WHAT YOU NEED TO DO
Gather all lines in the data that hold the string "UNIVERSITAIRE".

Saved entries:
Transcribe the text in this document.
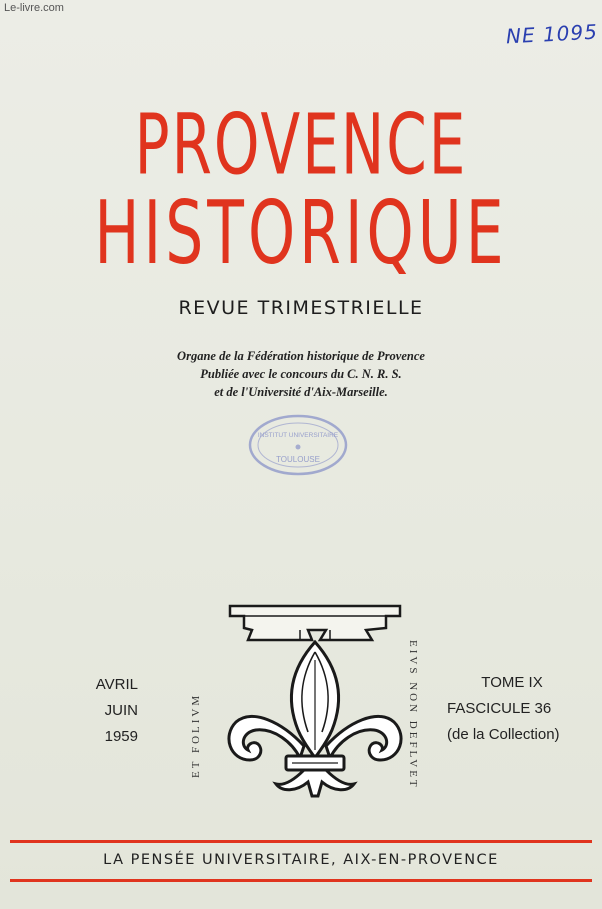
Le-livre.com
NE 1095
PROVENCE
HISTORIQUE
REVUE TRIMESTRIELLE
Organe de la Fédération historique de Provence
Publiée avec le concours du C. N. R. S.
et de l'Université d'Aix-Marseille.
INSTITUT UNIVERSITAIRE
TOULOUSE
AVRIL
JUIN
1959	ET FOLIVM	EIVS NON DEFLVET	TOME IX
FASCICULE 36
(de la Collection)
LA PENSÉE UNIVERSITAIRE, AIX-EN-PROVENCE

WRITTEN REPLY
INSTITUT UNIVERSITAIRE
LA PENSÉE UNIVERSITAIRE, AIX-EN-PROVENCE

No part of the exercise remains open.